[start MATERIAL SHOWN]

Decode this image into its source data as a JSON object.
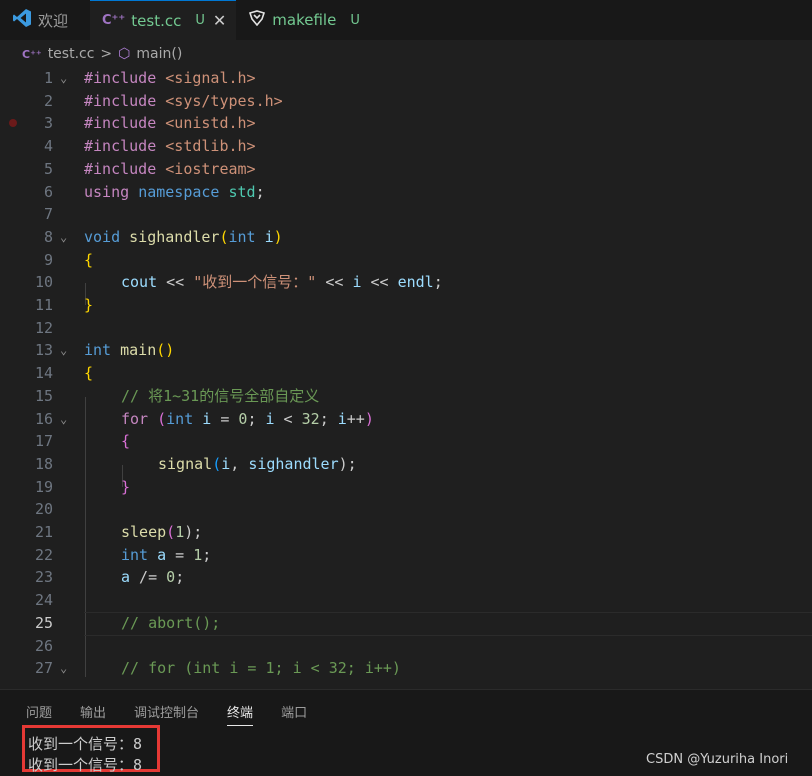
{
  "tabs": [
    {
      "label": "欢迎",
      "icon": "vscode-icon"
    },
    {
      "label": "test.cc",
      "status": "U",
      "icon": "cpp-icon"
    },
    {
      "label": "makefile",
      "status": "U",
      "icon": "makefile-icon"
    }
  ],
  "breadcrumb": {
    "file": "test.cc",
    "sep": ">",
    "symbol": "main()"
  },
  "line_numbers": [
    "1",
    "2",
    "3",
    "4",
    "5",
    "6",
    "7",
    "8",
    "9",
    "10",
    "11",
    "12",
    "13",
    "14",
    "15",
    "16",
    "17",
    "18",
    "19",
    "20",
    "21",
    "22",
    "23",
    "24",
    "25",
    "26",
    "27"
  ],
  "code": {
    "l1": [
      "#include ",
      "<signal.h>"
    ],
    "l2": [
      "#include ",
      "<sys/types.h>"
    ],
    "l3": [
      "#include ",
      "<unistd.h>"
    ],
    "l4": [
      "#include ",
      "<stdlib.h>"
    ],
    "l5": [
      "#include ",
      "<iostream>"
    ],
    "l6": [
      "using ",
      "namespace ",
      "std",
      ";"
    ],
    "l8": [
      "void ",
      "sighandler",
      "(",
      "int ",
      "i",
      ")"
    ],
    "l9": "{",
    "l10": [
      "cout ",
      "<< ",
      "\"收到一个信号：\"",
      " << ",
      "i",
      " << ",
      "endl",
      ";"
    ],
    "l11": "}",
    "l13": [
      "int ",
      "main",
      "()"
    ],
    "l14": "{",
    "l15": "// 将1~31的信号全部自定义",
    "l16": [
      "for ",
      "(",
      "int ",
      "i",
      " = ",
      "0",
      "; ",
      "i",
      " < ",
      "32",
      "; ",
      "i",
      "++",
      ")"
    ],
    "l17": "{",
    "l18": [
      "signal",
      "(",
      "i",
      ", ",
      "sighandler",
      ");"
    ],
    "l19": "}",
    "l21": [
      "sleep",
      "(",
      "1",
      ");"
    ],
    "l22": [
      "int ",
      "a",
      " = ",
      "1",
      ";"
    ],
    "l23": [
      "a",
      " /= ",
      "0",
      ";"
    ],
    "l25": "// abort();",
    "l27": "// for (int i = 1; i < 32; i++)"
  },
  "panel_tabs": [
    "问题",
    "输出",
    "调试控制台",
    "终端",
    "端口"
  ],
  "terminal": [
    "收到一个信号：8",
    "收到一个信号：8"
  ],
  "watermark": "CSDN @Yuzuriha  Inori"
}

[end MATERIAL SHOWN]

> EXERCISE REQUIREMENTS: Extract the text of all the records above verbatim, excluding pictures.

> WORKED ANSWER:
Decode this image into its source data as a JSON object.
{
  "tabs": [
    {
      "label": "欢迎",
      "icon": "vscode-icon"
    },
    {
      "label": "test.cc",
      "status": "U",
      "icon": "cpp-icon"
    },
    {
      "label": "makefile",
      "status": "U",
      "icon": "makefile-icon"
    }
  ],
  "breadcrumb": {
    "file": "test.cc",
    "sep": ">",
    "symbol": "main()"
  },
  "line_numbers": [
    "1",
    "2",
    "3",
    "4",
    "5",
    "6",
    "7",
    "8",
    "9",
    "10",
    "11",
    "12",
    "13",
    "14",
    "15",
    "16",
    "17",
    "18",
    "19",
    "20",
    "21",
    "22",
    "23",
    "24",
    "25",
    "26",
    "27"
  ],
  "code": {
    "l1": [
      "#include ",
      "<signal.h>"
    ],
    "l2": [
      "#include ",
      "<sys/types.h>"
    ],
    "l3": [
      "#include ",
      "<unistd.h>"
    ],
    "l4": [
      "#include ",
      "<stdlib.h>"
    ],
    "l5": [
      "#include ",
      "<iostream>"
    ],
    "l6": [
      "using ",
      "namespace ",
      "std",
      ";"
    ],
    "l8": [
      "void ",
      "sighandler",
      "(",
      "int ",
      "i",
      ")"
    ],
    "l9": "{",
    "l10": [
      "cout ",
      "<< ",
      "\"收到一个信号：\"",
      " << ",
      "i",
      " << ",
      "endl",
      ";"
    ],
    "l11": "}",
    "l13": [
      "int ",
      "main",
      "()"
    ],
    "l14": "{",
    "l15": "// 将1~31的信号全部自定义",
    "l16": [
      "for ",
      "(",
      "int ",
      "i",
      " = ",
      "0",
      "; ",
      "i",
      " < ",
      "32",
      "; ",
      "i",
      "++",
      ")"
    ],
    "l17": "{",
    "l18": [
      "signal",
      "(",
      "i",
      ", ",
      "sighandler",
      ");"
    ],
    "l19": "}",
    "l21": [
      "sleep",
      "(",
      "1",
      ");"
    ],
    "l22": [
      "int ",
      "a",
      " = ",
      "1",
      ";"
    ],
    "l23": [
      "a",
      " /= ",
      "0",
      ";"
    ],
    "l25": "// abort();",
    "l27": "// for (int i = 1; i < 32; i++)"
  },
  "panel_tabs": [
    "问题",
    "输出",
    "调试控制台",
    "终端",
    "端口"
  ],
  "terminal": [
    "收到一个信号：8",
    "收到一个信号：8"
  ],
  "watermark": "CSDN @Yuzuriha  Inori"
}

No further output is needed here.